Reproduce the entries exactly.

START Source records

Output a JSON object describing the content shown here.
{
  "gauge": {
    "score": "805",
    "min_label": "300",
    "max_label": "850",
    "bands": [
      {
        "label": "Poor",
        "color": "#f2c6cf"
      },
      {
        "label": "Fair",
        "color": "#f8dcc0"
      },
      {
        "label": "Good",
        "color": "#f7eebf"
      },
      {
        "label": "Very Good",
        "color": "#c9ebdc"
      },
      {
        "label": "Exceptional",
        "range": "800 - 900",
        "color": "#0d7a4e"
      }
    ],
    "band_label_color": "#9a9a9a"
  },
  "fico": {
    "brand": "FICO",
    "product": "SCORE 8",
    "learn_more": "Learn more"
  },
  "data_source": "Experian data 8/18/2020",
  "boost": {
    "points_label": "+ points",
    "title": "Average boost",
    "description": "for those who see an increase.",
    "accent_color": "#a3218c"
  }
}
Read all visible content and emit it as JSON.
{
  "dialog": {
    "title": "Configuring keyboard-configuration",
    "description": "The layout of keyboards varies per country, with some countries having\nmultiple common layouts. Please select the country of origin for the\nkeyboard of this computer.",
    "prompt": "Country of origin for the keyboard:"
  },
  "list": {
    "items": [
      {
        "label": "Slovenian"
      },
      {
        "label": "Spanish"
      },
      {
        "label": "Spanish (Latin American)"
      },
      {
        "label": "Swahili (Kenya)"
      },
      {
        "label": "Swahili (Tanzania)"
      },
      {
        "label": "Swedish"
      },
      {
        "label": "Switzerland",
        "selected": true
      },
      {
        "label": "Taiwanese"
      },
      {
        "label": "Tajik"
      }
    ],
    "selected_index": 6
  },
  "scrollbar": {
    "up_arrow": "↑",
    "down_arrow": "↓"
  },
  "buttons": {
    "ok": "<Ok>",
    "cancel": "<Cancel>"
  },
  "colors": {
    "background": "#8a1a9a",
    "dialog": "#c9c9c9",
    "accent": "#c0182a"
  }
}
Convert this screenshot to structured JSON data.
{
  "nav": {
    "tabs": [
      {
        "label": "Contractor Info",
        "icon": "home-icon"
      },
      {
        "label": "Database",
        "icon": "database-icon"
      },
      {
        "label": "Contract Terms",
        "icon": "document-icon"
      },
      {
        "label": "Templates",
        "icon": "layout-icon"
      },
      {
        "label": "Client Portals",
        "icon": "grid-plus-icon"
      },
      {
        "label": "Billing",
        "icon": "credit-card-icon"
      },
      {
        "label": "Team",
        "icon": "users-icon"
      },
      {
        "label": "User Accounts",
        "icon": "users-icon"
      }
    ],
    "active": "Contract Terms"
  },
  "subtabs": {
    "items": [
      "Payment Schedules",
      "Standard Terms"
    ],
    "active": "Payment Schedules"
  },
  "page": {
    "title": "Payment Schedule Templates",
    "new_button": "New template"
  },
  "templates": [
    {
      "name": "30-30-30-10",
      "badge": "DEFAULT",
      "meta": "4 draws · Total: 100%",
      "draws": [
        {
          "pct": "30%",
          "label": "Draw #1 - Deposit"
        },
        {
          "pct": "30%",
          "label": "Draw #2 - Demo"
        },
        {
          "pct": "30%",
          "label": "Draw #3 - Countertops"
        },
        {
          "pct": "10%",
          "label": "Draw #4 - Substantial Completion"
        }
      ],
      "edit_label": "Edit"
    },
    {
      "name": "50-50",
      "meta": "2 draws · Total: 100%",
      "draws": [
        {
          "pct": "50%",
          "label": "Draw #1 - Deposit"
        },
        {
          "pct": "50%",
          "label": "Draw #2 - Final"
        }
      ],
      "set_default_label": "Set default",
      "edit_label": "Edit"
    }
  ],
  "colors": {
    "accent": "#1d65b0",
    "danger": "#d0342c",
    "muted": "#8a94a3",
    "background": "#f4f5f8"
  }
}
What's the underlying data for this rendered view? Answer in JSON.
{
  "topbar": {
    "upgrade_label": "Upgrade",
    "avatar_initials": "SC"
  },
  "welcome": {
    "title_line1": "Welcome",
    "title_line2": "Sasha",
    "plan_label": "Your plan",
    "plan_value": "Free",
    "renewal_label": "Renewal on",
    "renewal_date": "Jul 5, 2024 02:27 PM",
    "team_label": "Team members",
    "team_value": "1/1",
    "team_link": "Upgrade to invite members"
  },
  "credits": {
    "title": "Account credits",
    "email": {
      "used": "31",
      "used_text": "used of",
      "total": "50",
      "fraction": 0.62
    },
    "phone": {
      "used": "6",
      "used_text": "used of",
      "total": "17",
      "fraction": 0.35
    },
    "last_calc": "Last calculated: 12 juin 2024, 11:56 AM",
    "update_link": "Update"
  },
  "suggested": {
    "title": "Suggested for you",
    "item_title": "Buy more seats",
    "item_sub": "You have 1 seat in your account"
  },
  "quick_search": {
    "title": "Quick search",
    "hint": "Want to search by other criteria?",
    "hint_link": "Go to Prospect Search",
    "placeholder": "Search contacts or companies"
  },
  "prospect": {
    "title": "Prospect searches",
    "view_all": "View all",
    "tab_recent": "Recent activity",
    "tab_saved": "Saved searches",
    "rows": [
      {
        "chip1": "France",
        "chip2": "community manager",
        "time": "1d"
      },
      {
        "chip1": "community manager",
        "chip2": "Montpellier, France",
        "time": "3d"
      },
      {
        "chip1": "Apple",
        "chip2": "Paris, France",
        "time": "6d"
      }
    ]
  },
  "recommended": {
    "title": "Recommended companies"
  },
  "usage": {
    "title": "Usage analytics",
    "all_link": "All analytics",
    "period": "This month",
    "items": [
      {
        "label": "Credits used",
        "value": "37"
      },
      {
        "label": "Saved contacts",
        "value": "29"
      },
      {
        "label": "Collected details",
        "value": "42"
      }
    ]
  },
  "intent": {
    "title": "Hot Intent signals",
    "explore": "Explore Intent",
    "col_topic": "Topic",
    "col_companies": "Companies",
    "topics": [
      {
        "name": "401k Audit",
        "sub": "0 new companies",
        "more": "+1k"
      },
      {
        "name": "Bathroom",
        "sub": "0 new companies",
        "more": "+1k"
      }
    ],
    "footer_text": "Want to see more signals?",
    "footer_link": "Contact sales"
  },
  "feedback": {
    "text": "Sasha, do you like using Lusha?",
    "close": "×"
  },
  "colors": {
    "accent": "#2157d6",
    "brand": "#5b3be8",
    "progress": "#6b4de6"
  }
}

END Source records

> [Answer to this exercise]
Output a JSON object describing the content shown here.
{
  "gauge": {
    "score": "805",
    "min_label": "300",
    "max_label": "850",
    "bands": [
      {
        "label": "Poor",
        "color": "#f2c6cf"
      },
      {
        "label": "Fair",
        "color": "#f8dcc0"
      },
      {
        "label": "Good",
        "color": "#f7eebf"
      },
      {
        "label": "Very Good",
        "color": "#c9ebdc"
      },
      {
        "label": "Exceptional",
        "range": "800 - 900",
        "color": "#0d7a4e"
      }
    ],
    "band_label_color": "#9a9a9a"
  },
  "fico": {
    "brand": "FICO",
    "product": "SCORE 8",
    "learn_more": "Learn more"
  },
  "data_source": "Experian data 8/18/2020",
  "boost": {
    "points_label": "+ points",
    "title": "Average boost",
    "description": "for those who see an increase.",
    "accent_color": "#a3218c"
  }
}
Read all visible content and emit it as JSON.
{
  "dialog": {
    "title": "Configuring keyboard-configuration",
    "description": "The layout of keyboards varies per country, with some countries having\nmultiple common layouts. Please select the country of origin for the\nkeyboard of this computer.",
    "prompt": "Country of origin for the keyboard:"
  },
  "list": {
    "items": [
      {
        "label": "Slovenian"
      },
      {
        "label": "Spanish"
      },
      {
        "label": "Spanish (Latin American)"
      },
      {
        "label": "Swahili (Kenya)"
      },
      {
        "label": "Swahili (Tanzania)"
      },
      {
        "label": "Swedish"
      },
      {
        "label": "Switzerland",
        "selected": true
      },
      {
        "label": "Taiwanese"
      },
      {
        "label": "Tajik"
      }
    ],
    "selected_index": 6
  },
  "scrollbar": {
    "up_arrow": "↑",
    "down_arrow": "↓"
  },
  "buttons": {
    "ok": "<Ok>",
    "cancel": "<Cancel>"
  },
  "colors": {
    "background": "#8a1a9a",
    "dialog": "#c9c9c9",
    "accent": "#c0182a"
  }
}
Convert this screenshot to structured JSON data.
{
  "nav": {
    "tabs": [
      {
        "label": "Contractor Info",
        "icon": "home-icon"
      },
      {
        "label": "Database",
        "icon": "database-icon"
      },
      {
        "label": "Contract Terms",
        "icon": "document-icon"
      },
      {
        "label": "Templates",
        "icon": "layout-icon"
      },
      {
        "label": "Client Portals",
        "icon": "grid-plus-icon"
      },
      {
        "label": "Billing",
        "icon": "credit-card-icon"
      },
      {
        "label": "Team",
        "icon": "users-icon"
      },
      {
        "label": "User Accounts",
        "icon": "users-icon"
      }
    ],
    "active": "Contract Terms"
  },
  "subtabs": {
    "items": [
      "Payment Schedules",
      "Standard Terms"
    ],
    "active": "Payment Schedules"
  },
  "page": {
    "title": "Payment Schedule Templates",
    "new_button": "New template"
  },
  "templates": [
    {
      "name": "30-30-30-10",
      "badge": "DEFAULT",
      "meta": "4 draws · Total: 100%",
      "draws": [
        {
          "pct": "30%",
          "label": "Draw #1 - Deposit"
        },
        {
          "pct": "30%",
          "label": "Draw #2 - Demo"
        },
        {
          "pct": "30%",
          "label": "Draw #3 - Countertops"
        },
        {
          "pct": "10%",
          "label": "Draw #4 - Substantial Completion"
        }
      ],
      "edit_label": "Edit"
    },
    {
      "name": "50-50",
      "meta": "2 draws · Total: 100%",
      "draws": [
        {
          "pct": "50%",
          "label": "Draw #1 - Deposit"
        },
        {
          "pct": "50%",
          "label": "Draw #2 - Final"
        }
      ],
      "set_default_label": "Set default",
      "edit_label": "Edit"
    }
  ],
  "colors": {
    "accent": "#1d65b0",
    "danger": "#d0342c",
    "muted": "#8a94a3",
    "background": "#f4f5f8"
  }
}
What's the underlying data for this rendered view? Answer in JSON.
{
  "topbar": {
    "upgrade_label": "Upgrade",
    "avatar_initials": "SC"
  },
  "welcome": {
    "title_line1": "Welcome",
    "title_line2": "Sasha",
    "plan_label": "Your plan",
    "plan_value": "Free",
    "renewal_label": "Renewal on",
    "renewal_date": "Jul 5, 2024 02:27 PM",
    "team_label": "Team members",
    "team_value": "1/1",
    "team_link": "Upgrade to invite members"
  },
  "credits": {
    "title": "Account credits",
    "email": {
      "used": "31",
      "used_text": "used of",
      "total": "50",
      "fraction": 0.62
    },
    "phone": {
      "used": "6",
      "used_text": "used of",
      "total": "17",
      "fraction": 0.35
    },
    "last_calc": "Last calculated: 12 juin 2024, 11:56 AM",
    "update_link": "Update"
  },
  "suggested": {
    "title": "Suggested for you",
    "item_title": "Buy more seats",
    "item_sub": "You have 1 seat in your account"
  },
  "quick_search": {
    "title": "Quick search",
    "hint": "Want to search by other criteria?",
    "hint_link": "Go to Prospect Search",
    "placeholder": "Search contacts or companies"
  },
  "prospect": {
    "title": "Prospect searches",
    "view_all": "View all",
    "tab_recent": "Recent activity",
    "tab_saved": "Saved searches",
    "rows": [
      {
        "chip1": "France",
        "chip2": "community manager",
        "time": "1d"
      },
      {
        "chip1": "community manager",
        "chip2": "Montpellier, France",
        "time": "3d"
      },
      {
        "chip1": "Apple",
        "chip2": "Paris, France",
        "time": "6d"
      }
    ]
  },
  "recommended": {
    "title": "Recommended companies"
  },
  "usage": {
    "title": "Usage analytics",
    "all_link": "All analytics",
    "period": "This month",
    "items": [
      {
        "label": "Credits used",
        "value": "37"
      },
      {
        "label": "Saved contacts",
        "value": "29"
      },
      {
        "label": "Collected details",
        "value": "42"
      }
    ]
  },
  "intent": {
    "title": "Hot Intent signals",
    "explore": "Explore Intent",
    "col_topic": "Topic",
    "col_companies": "Companies",
    "topics": [
      {
        "name": "401k Audit",
        "sub": "0 new companies",
        "more": "+1k"
      },
      {
        "name": "Bathroom",
        "sub": "0 new companies",
        "more": "+1k"
      }
    ],
    "footer_text": "Want to see more signals?",
    "footer_link": "Contact sales"
  },
  "feedback": {
    "text": "Sasha, do you like using Lusha?",
    "close": "×"
  },
  "colors": {
    "accent": "#2157d6",
    "brand": "#5b3be8",
    "progress": "#6b4de6"
  }
}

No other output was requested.